[Records from a data collection]

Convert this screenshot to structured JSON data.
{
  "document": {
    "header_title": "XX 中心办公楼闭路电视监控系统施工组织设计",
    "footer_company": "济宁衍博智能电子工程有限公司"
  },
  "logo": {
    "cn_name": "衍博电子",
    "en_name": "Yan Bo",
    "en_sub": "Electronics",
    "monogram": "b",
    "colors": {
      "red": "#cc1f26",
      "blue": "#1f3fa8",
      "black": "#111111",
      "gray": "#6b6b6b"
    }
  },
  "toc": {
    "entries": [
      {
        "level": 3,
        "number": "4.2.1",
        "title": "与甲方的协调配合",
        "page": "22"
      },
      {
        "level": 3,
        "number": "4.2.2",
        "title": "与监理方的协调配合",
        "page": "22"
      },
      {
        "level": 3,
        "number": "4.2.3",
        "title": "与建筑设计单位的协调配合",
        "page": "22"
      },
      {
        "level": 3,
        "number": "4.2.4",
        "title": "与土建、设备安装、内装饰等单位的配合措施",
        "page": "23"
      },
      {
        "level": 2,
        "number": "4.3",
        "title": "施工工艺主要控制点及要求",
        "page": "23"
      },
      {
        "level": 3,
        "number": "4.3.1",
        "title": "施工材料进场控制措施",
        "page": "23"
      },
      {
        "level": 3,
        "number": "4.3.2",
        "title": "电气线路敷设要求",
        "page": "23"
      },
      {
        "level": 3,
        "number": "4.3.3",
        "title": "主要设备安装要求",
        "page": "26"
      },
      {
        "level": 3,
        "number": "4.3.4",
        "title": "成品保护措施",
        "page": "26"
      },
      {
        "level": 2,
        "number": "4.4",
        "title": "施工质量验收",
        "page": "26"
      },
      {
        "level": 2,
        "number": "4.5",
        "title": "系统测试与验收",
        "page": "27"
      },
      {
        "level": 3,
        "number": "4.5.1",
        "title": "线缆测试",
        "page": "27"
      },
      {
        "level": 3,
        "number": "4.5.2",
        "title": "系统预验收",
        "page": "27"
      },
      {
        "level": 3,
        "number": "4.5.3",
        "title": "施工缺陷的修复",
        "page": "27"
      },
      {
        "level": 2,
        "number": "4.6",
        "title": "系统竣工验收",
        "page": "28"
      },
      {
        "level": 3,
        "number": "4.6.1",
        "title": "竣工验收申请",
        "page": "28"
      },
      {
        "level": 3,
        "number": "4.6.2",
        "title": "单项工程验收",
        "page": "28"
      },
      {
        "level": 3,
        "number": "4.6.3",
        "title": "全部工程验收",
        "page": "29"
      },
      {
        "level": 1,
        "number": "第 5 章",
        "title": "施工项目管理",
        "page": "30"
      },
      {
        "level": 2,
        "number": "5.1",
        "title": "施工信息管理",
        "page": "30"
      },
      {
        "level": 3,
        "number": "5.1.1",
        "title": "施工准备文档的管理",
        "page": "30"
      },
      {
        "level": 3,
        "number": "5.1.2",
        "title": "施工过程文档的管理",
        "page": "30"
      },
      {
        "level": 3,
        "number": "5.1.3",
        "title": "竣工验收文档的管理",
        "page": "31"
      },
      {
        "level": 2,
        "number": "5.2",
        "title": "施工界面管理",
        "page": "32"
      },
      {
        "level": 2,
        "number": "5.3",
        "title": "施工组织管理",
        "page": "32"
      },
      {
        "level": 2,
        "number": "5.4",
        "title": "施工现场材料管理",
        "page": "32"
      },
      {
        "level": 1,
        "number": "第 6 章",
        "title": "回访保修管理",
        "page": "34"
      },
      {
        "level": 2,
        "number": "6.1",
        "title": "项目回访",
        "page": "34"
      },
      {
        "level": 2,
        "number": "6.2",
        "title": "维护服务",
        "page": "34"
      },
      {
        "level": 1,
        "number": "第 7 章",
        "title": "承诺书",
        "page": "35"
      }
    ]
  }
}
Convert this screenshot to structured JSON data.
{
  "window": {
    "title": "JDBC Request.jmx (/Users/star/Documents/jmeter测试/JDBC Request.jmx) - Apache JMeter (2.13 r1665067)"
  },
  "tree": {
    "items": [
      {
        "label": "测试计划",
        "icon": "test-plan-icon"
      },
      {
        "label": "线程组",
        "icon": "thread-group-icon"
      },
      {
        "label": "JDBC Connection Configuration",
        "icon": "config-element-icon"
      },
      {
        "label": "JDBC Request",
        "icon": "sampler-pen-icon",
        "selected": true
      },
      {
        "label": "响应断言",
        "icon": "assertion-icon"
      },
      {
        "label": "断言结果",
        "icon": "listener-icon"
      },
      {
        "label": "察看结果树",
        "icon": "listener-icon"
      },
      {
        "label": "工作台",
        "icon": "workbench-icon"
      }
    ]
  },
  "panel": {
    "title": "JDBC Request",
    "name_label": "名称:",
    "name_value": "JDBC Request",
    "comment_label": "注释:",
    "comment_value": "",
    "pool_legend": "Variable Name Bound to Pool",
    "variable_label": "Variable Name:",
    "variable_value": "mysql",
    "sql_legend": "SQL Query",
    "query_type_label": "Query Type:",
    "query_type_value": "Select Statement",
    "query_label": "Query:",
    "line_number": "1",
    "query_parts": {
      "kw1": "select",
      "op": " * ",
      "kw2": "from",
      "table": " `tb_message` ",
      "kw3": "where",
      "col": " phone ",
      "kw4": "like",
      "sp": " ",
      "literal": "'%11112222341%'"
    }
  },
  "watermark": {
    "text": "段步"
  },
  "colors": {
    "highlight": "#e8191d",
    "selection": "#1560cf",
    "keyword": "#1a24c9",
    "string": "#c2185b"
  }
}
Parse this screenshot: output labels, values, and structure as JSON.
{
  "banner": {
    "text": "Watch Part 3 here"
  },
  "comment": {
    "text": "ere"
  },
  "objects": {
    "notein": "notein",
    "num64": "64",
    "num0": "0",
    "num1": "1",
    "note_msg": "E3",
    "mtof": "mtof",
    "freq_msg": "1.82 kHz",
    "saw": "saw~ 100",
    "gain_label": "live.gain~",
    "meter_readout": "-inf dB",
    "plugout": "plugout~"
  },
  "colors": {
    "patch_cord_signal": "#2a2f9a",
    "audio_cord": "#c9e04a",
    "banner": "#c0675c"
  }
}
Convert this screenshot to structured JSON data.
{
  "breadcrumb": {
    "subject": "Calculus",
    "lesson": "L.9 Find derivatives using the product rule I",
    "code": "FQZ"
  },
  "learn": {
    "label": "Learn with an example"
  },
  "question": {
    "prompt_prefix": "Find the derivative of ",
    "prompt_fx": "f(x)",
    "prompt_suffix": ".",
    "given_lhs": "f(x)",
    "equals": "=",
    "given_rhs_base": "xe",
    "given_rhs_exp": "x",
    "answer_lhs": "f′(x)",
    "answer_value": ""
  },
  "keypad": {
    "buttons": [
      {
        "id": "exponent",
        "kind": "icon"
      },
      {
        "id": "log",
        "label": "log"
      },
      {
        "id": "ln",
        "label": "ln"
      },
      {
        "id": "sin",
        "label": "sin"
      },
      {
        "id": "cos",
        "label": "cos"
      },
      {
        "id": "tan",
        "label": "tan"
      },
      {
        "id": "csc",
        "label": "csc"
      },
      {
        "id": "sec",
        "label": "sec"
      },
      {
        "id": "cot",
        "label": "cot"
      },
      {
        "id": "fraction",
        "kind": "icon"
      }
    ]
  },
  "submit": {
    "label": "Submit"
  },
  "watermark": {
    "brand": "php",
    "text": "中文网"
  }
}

Written instruction: All lines that include "icon" are to be gathered and copied.

Solution for this exercise:
        "icon": "test-plan-icon"
        "icon": "thread-group-icon"
        "icon": "config-element-icon"
        "icon": "sampler-pen-icon",
        "icon": "assertion-icon"
        "icon": "listener-icon"
        "icon": "listener-icon"
        "icon": "workbench-icon"
        "kind": "icon"
        "kind": "icon"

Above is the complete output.